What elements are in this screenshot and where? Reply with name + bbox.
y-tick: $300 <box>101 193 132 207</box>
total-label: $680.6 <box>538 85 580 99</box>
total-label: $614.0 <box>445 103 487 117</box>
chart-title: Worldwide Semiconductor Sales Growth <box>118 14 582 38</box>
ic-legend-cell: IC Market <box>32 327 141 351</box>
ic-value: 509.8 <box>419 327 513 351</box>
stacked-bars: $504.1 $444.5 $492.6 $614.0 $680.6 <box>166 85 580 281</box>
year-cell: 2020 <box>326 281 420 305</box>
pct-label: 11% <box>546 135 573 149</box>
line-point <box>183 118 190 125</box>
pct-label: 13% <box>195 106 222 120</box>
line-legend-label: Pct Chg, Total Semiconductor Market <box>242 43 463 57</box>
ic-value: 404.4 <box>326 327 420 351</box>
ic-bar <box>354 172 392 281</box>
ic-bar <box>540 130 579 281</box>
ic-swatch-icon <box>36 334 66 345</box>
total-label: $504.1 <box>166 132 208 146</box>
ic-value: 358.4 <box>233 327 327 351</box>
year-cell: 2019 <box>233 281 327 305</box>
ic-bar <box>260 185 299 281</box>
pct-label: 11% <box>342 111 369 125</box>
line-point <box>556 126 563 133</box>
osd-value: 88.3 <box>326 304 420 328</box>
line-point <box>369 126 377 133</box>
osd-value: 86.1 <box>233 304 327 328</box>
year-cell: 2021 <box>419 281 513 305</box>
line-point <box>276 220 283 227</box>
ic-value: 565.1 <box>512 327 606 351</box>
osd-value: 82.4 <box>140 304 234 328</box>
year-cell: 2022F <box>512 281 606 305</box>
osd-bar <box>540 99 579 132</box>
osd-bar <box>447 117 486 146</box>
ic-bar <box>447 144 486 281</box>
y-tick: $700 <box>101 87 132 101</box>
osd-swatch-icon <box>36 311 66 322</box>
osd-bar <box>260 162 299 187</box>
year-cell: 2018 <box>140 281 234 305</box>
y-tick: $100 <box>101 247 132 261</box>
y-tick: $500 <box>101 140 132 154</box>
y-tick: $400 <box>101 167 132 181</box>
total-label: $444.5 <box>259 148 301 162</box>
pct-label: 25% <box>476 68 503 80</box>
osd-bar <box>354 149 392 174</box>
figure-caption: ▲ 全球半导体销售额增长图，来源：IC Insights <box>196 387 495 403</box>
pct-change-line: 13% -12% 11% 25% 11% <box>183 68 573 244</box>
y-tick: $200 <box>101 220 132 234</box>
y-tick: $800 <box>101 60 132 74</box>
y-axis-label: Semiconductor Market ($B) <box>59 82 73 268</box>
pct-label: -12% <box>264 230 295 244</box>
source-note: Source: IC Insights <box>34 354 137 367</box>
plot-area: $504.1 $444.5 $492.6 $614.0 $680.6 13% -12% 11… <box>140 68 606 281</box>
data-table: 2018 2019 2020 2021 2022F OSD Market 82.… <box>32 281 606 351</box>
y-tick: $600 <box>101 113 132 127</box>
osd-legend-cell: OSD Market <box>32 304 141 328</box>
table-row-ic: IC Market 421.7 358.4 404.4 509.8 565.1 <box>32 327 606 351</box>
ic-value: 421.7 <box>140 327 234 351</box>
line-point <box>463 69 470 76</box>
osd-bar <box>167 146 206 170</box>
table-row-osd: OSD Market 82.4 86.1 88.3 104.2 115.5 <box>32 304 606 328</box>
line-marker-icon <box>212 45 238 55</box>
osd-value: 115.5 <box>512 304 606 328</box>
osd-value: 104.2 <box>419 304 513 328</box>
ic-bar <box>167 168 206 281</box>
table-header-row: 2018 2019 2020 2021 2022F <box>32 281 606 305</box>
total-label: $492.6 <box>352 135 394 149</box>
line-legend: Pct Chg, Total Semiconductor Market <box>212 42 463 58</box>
※ ※ ※
Select every line of the material above that contains the string "Insights", and copy each one.

** ANSWER FOR THE TASK **
figure-caption: ▲ 全球半导体销售额增长图，来源：IC Insights <box>196 387 495 403</box>
source-note: Source: IC Insights <box>34 354 137 367</box>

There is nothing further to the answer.